§ **Record excerpts**
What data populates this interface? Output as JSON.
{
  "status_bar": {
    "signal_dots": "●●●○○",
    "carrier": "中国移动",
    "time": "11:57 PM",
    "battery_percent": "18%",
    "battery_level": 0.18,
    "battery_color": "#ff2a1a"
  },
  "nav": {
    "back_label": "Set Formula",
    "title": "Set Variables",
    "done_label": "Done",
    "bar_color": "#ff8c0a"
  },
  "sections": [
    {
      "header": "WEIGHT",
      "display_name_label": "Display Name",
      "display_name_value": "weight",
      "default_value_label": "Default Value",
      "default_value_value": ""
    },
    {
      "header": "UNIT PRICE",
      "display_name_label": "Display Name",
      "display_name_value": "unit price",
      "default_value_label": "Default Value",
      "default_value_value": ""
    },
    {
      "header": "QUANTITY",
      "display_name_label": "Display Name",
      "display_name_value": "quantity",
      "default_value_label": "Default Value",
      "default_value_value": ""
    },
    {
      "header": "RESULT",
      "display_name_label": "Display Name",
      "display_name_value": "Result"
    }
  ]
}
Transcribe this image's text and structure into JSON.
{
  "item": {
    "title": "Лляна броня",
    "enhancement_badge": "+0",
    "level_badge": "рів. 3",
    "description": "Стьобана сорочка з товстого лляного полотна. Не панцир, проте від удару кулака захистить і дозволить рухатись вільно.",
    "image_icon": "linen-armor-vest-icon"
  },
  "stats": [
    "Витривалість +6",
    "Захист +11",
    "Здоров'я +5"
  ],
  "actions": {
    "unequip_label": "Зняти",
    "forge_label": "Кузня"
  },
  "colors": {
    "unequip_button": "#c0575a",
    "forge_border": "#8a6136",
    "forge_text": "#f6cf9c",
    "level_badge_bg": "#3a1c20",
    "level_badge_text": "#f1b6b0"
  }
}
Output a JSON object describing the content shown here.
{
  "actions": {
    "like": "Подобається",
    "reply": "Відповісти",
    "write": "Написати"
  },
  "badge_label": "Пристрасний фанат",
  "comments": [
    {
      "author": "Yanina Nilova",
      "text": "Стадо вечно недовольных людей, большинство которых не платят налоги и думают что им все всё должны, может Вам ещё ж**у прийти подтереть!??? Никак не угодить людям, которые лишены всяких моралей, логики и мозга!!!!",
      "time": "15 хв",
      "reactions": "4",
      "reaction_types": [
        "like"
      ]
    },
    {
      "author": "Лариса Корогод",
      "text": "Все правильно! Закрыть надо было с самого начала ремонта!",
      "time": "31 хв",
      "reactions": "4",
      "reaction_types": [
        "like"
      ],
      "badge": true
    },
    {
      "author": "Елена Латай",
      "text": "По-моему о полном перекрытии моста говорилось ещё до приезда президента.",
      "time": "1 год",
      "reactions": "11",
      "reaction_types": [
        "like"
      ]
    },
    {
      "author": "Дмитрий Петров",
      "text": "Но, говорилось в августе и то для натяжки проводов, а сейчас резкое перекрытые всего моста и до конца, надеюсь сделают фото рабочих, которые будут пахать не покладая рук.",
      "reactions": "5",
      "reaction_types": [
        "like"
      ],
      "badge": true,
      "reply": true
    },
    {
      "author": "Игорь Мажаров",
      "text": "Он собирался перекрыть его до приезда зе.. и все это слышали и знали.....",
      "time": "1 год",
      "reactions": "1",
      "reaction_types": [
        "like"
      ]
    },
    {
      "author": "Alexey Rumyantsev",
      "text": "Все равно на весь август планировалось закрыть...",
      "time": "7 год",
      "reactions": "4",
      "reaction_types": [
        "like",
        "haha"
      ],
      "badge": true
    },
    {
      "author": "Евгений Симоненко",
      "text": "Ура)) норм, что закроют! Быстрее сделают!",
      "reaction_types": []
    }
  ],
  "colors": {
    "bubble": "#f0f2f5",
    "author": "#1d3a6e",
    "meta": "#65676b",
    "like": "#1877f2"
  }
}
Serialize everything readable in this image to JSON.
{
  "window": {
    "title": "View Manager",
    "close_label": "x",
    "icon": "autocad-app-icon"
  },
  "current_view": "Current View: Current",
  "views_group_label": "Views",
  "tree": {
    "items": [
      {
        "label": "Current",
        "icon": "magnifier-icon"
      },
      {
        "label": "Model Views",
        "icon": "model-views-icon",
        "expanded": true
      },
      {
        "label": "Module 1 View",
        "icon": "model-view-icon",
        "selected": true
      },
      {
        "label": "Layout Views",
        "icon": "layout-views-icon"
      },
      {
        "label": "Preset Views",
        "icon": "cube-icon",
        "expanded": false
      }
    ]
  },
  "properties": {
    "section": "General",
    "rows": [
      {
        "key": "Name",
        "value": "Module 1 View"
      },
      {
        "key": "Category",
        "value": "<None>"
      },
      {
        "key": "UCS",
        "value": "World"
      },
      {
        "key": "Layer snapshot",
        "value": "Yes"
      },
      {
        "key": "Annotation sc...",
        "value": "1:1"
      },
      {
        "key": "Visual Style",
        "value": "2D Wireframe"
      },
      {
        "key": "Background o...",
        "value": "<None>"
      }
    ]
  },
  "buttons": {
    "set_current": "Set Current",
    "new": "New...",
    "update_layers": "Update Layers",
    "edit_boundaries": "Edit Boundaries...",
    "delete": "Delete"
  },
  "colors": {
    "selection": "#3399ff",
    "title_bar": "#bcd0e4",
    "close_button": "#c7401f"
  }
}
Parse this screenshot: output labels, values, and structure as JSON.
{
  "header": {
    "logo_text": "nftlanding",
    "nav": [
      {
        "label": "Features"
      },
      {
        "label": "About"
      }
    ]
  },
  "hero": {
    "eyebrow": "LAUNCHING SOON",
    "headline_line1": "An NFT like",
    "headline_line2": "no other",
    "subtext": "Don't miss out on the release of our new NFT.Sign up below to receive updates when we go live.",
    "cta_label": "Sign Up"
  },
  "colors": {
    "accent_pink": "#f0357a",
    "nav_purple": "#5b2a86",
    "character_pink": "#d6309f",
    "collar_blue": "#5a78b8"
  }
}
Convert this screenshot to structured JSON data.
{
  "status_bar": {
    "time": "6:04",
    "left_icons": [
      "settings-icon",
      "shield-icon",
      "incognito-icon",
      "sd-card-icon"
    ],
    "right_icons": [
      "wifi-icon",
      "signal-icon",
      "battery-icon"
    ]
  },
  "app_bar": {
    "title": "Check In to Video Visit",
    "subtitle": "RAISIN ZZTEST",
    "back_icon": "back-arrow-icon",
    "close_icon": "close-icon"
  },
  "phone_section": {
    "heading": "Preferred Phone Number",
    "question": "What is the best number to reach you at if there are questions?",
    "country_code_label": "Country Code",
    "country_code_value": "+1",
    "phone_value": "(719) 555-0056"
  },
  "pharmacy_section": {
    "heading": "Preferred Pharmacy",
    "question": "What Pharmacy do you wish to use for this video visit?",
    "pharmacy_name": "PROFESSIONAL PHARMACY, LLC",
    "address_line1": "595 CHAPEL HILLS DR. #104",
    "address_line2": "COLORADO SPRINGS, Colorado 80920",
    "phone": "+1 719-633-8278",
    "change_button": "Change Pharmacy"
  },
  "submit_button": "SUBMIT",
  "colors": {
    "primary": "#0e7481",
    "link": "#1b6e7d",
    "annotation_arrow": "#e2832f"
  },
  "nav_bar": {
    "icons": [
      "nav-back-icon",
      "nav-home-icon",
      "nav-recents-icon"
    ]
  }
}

§ **Written instruction**
Within the material above, find the lines that contain the word "author"; copy them.

§ **Solution for this exercise**
      "author": "Yanina Nilova",
      "author": "Лариса Корогод",
      "author": "Елена Латай",
      "author": "Дмитрий Петров",
      "author": "Игорь Мажаров",
      "author": "Alexey Rumyantsev",
      "author": "Евгений Симоненко",
    "author": "#1d3a6e",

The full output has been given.